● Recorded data
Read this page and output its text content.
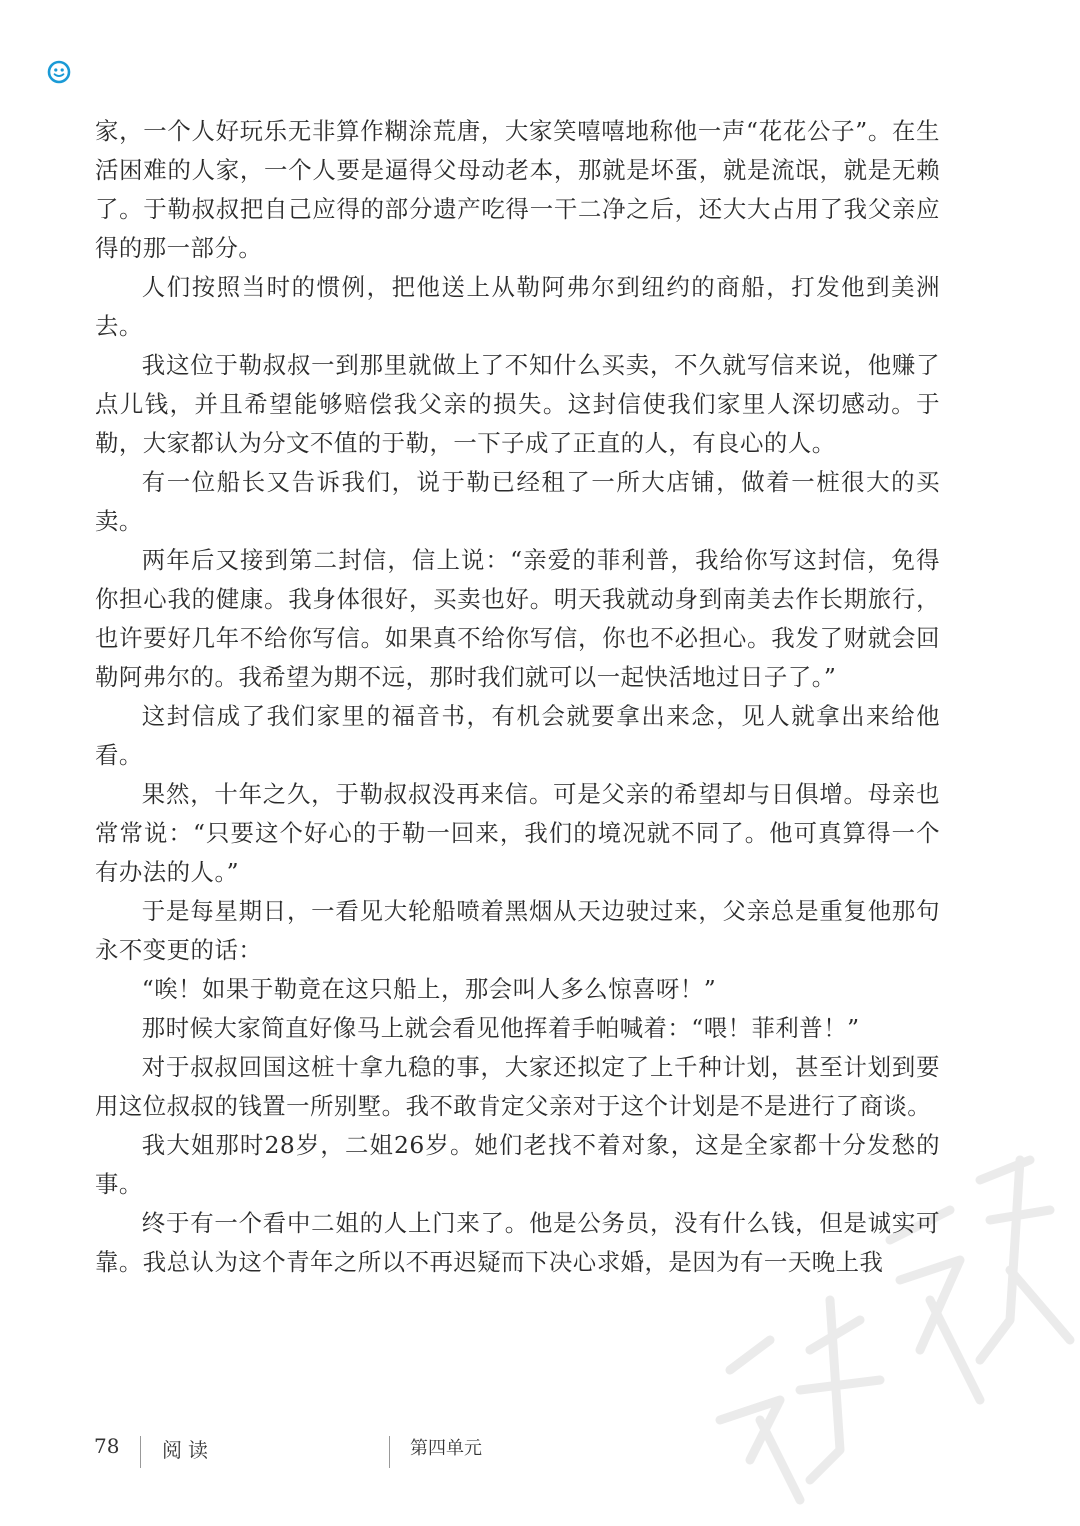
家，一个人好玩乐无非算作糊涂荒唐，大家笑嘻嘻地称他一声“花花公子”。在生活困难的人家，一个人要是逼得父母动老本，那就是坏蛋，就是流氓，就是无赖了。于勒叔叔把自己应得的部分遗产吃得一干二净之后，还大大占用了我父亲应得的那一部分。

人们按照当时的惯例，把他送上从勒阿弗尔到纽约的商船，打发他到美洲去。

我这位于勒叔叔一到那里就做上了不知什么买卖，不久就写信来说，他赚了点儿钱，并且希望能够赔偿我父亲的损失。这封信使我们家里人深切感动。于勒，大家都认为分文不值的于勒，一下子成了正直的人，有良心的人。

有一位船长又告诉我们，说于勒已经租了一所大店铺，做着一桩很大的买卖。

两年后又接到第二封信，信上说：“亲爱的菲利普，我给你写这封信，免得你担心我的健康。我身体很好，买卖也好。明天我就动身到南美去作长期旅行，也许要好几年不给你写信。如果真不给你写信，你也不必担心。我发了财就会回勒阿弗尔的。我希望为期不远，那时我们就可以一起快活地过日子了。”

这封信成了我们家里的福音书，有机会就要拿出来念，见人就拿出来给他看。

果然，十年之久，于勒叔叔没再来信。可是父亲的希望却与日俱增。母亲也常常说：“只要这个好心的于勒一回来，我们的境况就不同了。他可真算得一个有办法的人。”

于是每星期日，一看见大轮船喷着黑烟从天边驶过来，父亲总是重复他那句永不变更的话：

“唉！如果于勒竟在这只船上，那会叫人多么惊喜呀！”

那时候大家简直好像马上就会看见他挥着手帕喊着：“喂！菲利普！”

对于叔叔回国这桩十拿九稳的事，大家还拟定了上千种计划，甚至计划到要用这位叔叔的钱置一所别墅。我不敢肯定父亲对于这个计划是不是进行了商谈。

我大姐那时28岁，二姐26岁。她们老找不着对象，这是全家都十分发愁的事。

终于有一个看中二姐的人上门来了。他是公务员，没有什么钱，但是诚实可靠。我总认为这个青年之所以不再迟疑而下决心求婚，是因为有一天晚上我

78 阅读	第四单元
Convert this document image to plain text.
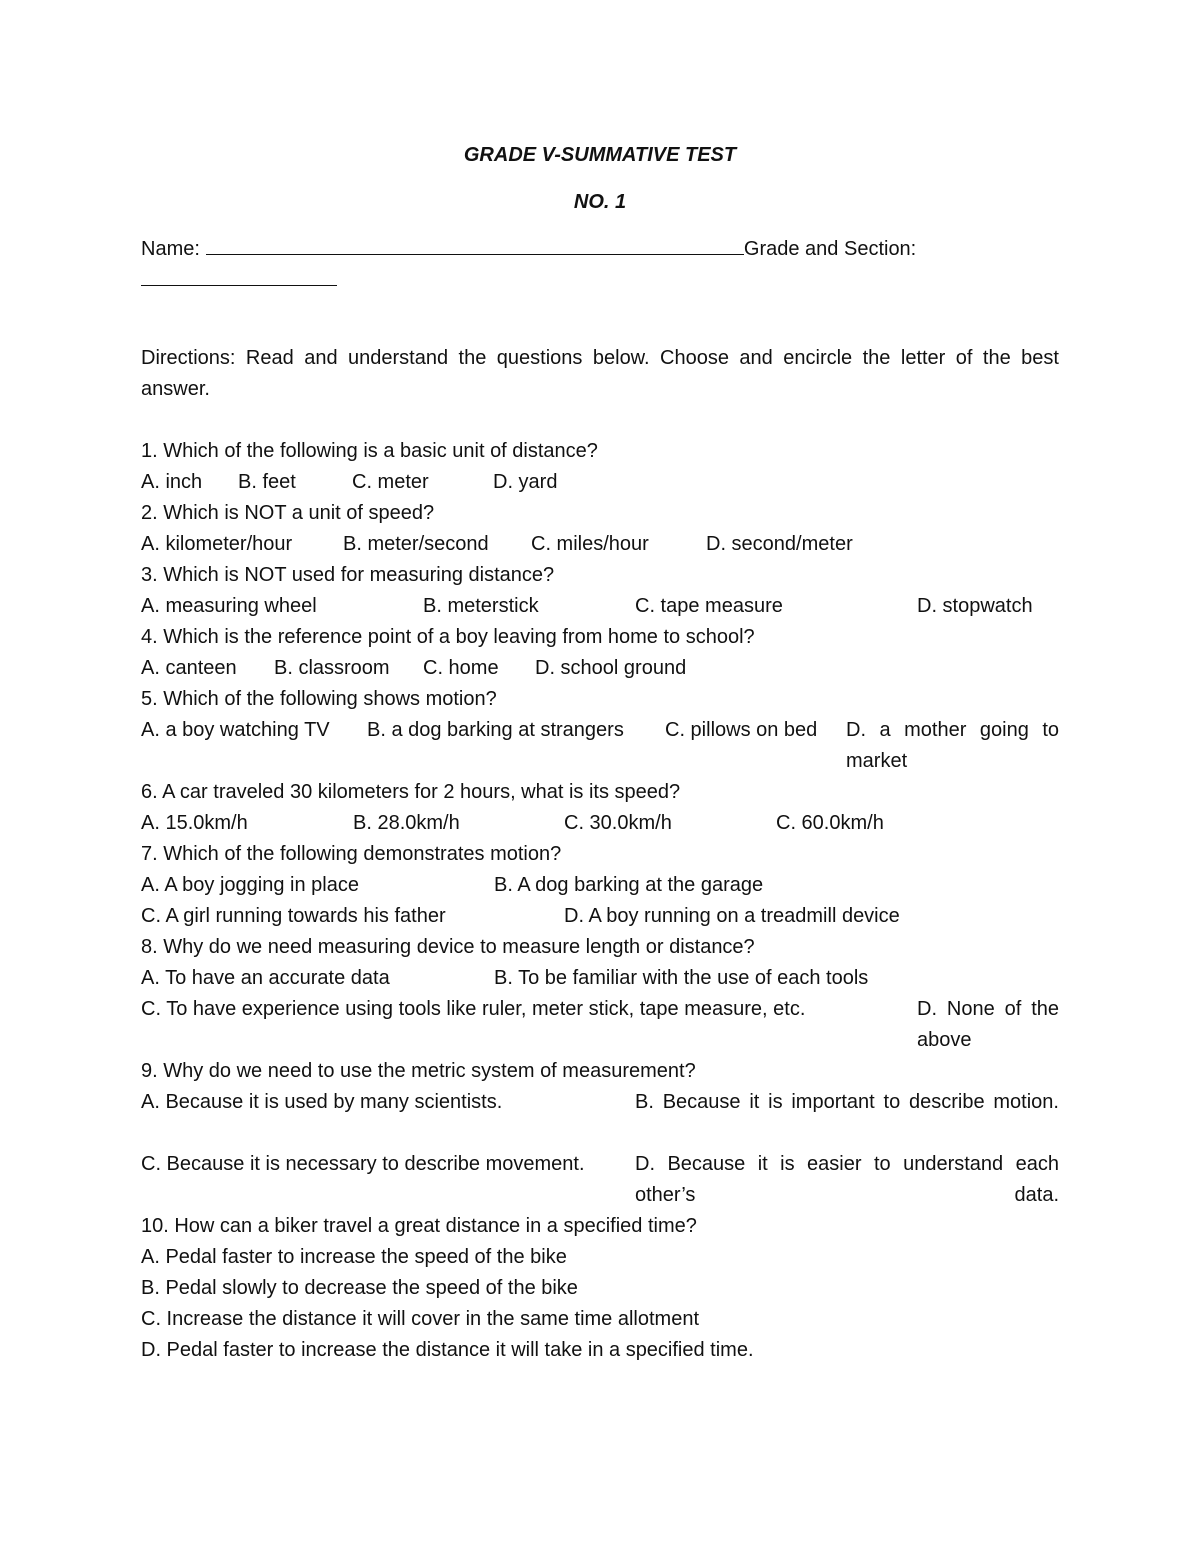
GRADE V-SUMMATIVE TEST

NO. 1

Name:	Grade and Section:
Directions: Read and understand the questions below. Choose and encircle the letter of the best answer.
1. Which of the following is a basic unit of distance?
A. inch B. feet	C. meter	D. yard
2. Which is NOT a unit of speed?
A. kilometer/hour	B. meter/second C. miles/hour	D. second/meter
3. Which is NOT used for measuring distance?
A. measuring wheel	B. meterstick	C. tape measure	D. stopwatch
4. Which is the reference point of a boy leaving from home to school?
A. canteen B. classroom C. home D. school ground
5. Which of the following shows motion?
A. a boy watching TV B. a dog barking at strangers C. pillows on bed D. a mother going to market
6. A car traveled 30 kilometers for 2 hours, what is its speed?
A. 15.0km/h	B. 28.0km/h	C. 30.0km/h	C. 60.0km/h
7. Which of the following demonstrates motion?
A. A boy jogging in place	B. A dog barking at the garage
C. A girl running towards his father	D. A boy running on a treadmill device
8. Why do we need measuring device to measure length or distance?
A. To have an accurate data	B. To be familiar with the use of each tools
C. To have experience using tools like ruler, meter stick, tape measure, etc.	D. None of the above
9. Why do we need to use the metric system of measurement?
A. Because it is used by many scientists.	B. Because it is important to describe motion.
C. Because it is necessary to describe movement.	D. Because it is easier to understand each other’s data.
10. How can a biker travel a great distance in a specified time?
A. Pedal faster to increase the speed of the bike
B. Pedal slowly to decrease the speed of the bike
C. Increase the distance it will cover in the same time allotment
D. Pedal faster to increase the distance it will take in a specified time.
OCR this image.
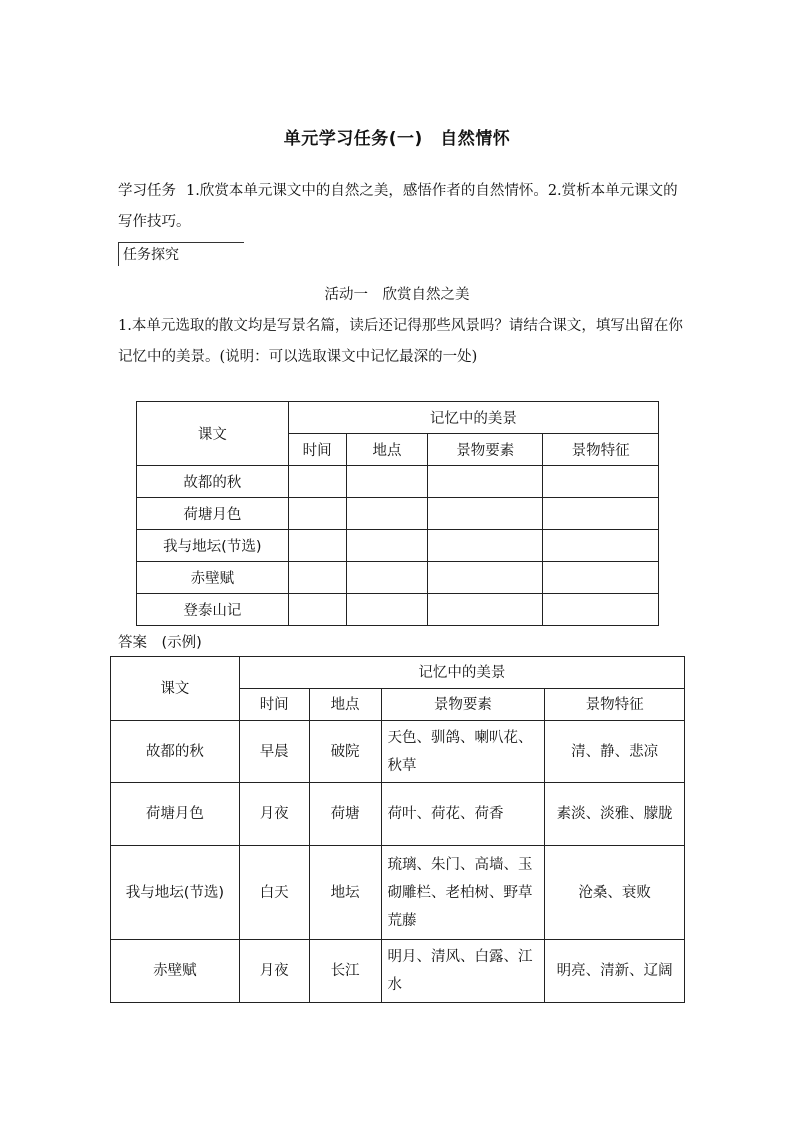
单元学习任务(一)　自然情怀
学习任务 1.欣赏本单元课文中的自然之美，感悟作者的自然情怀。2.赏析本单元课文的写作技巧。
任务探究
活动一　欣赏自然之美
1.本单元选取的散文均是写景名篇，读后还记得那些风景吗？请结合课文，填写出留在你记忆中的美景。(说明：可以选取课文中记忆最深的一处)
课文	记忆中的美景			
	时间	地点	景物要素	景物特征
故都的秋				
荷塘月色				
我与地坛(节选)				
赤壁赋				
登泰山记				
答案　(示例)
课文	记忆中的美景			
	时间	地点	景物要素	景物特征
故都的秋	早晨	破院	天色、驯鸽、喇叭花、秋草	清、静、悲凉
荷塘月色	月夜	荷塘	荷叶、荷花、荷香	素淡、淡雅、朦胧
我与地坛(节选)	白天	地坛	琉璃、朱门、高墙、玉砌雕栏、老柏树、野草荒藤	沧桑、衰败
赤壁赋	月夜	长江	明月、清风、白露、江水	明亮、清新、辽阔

● Required work
Each line of the data should be quoted exactly, with pictures left out.

● Solution to this exercise
Read this page and output its text content.
家，一个人好玩乐无非算作糊涂荒唐，大家笑嘻嘻地称他一声“花花公子”。在生活困难的人家，一个人要是逼得父母动老本，那就是坏蛋，就是流氓，就是无赖了。于勒叔叔把自己应得的部分遗产吃得一干二净之后，还大大占用了我父亲应得的那一部分。

人们按照当时的惯例，把他送上从勒阿弗尔到纽约的商船，打发他到美洲去。

我这位于勒叔叔一到那里就做上了不知什么买卖，不久就写信来说，他赚了点儿钱，并且希望能够赔偿我父亲的损失。这封信使我们家里人深切感动。于勒，大家都认为分文不值的于勒，一下子成了正直的人，有良心的人。

有一位船长又告诉我们，说于勒已经租了一所大店铺，做着一桩很大的买卖。

两年后又接到第二封信，信上说：“亲爱的菲利普，我给你写这封信，免得你担心我的健康。我身体很好，买卖也好。明天我就动身到南美去作长期旅行，也许要好几年不给你写信。如果真不给你写信，你也不必担心。我发了财就会回勒阿弗尔的。我希望为期不远，那时我们就可以一起快活地过日子了。”

这封信成了我们家里的福音书，有机会就要拿出来念，见人就拿出来给他看。

果然，十年之久，于勒叔叔没再来信。可是父亲的希望却与日俱增。母亲也常常说：“只要这个好心的于勒一回来，我们的境况就不同了。他可真算得一个有办法的人。”

于是每星期日，一看见大轮船喷着黑烟从天边驶过来，父亲总是重复他那句永不变更的话：

“唉！如果于勒竟在这只船上，那会叫人多么惊喜呀！”

那时候大家简直好像马上就会看见他挥着手帕喊着：“喂！菲利普！”

对于叔叔回国这桩十拿九稳的事，大家还拟定了上千种计划，甚至计划到要用这位叔叔的钱置一所别墅。我不敢肯定父亲对于这个计划是不是进行了商谈。

我大姐那时28岁，二姐26岁。她们老找不着对象，这是全家都十分发愁的事。

终于有一个看中二姐的人上门来了。他是公务员，没有什么钱，但是诚实可靠。我总认为这个青年之所以不再迟疑而下决心求婚，是因为有一天晚上我

78 阅读	第四单元
Convert this document image to plain text.
GRADE V-SUMMATIVE TEST

NO. 1

Name:	Grade and Section:
Directions: Read and understand the questions below. Choose and encircle the letter of the best answer.
1. Which of the following is a basic unit of distance?
A. inch B. feet	C. meter	D. yard
2. Which is NOT a unit of speed?
A. kilometer/hour	B. meter/second C. miles/hour	D. second/meter
3. Which is NOT used for measuring distance?
A. measuring wheel	B. meterstick	C. tape measure	D. stopwatch
4. Which is the reference point of a boy leaving from home to school?
A. canteen B. classroom C. home D. school ground
5. Which of the following shows motion?
A. a boy watching TV B. a dog barking at strangers C. pillows on bed D. a mother going to market
6. A car traveled 30 kilometers for 2 hours, what is its speed?
A. 15.0km/h	B. 28.0km/h	C. 30.0km/h	C. 60.0km/h
7. Which of the following demonstrates motion?
A. A boy jogging in place	B. A dog barking at the garage
C. A girl running towards his father	D. A boy running on a treadmill device
8. Why do we need measuring device to measure length or distance?
A. To have an accurate data	B. To be familiar with the use of each tools
C. To have experience using tools like ruler, meter stick, tape measure, etc.	D. None of the above
9. Why do we need to use the metric system of measurement?
A. Because it is used by many scientists.	B. Because it is important to describe motion.
C. Because it is necessary to describe movement.	D. Because it is easier to understand each other’s data.
10. How can a biker travel a great distance in a specified time?
A. Pedal faster to increase the speed of the bike
B. Pedal slowly to decrease the speed of the bike
C. Increase the distance it will cover in the same time allotment
D. Pedal faster to increase the distance it will take in a specified time.
OCR this image.
单元学习任务(一)　自然情怀
学习任务 1.欣赏本单元课文中的自然之美，感悟作者的自然情怀。2.赏析本单元课文的写作技巧。
任务探究
活动一　欣赏自然之美
1.本单元选取的散文均是写景名篇，读后还记得那些风景吗？请结合课文，填写出留在你记忆中的美景。(说明：可以选取课文中记忆最深的一处)
课文	记忆中的美景			
	时间	地点	景物要素	景物特征
故都的秋				
荷塘月色				
我与地坛(节选)				
赤壁赋				
登泰山记				
答案　(示例)
课文	记忆中的美景			
	时间	地点	景物要素	景物特征
故都的秋	早晨	破院	天色、驯鸽、喇叭花、秋草	清、静、悲凉
荷塘月色	月夜	荷塘	荷叶、荷花、荷香	素淡、淡雅、朦胧
我与地坛(节选)	白天	地坛	琉璃、朱门、高墙、玉砌雕栏、老柏树、野草荒藤	沧桑、衰败
赤壁赋	月夜	长江	明月、清风、白露、江水	明亮、清新、辽阔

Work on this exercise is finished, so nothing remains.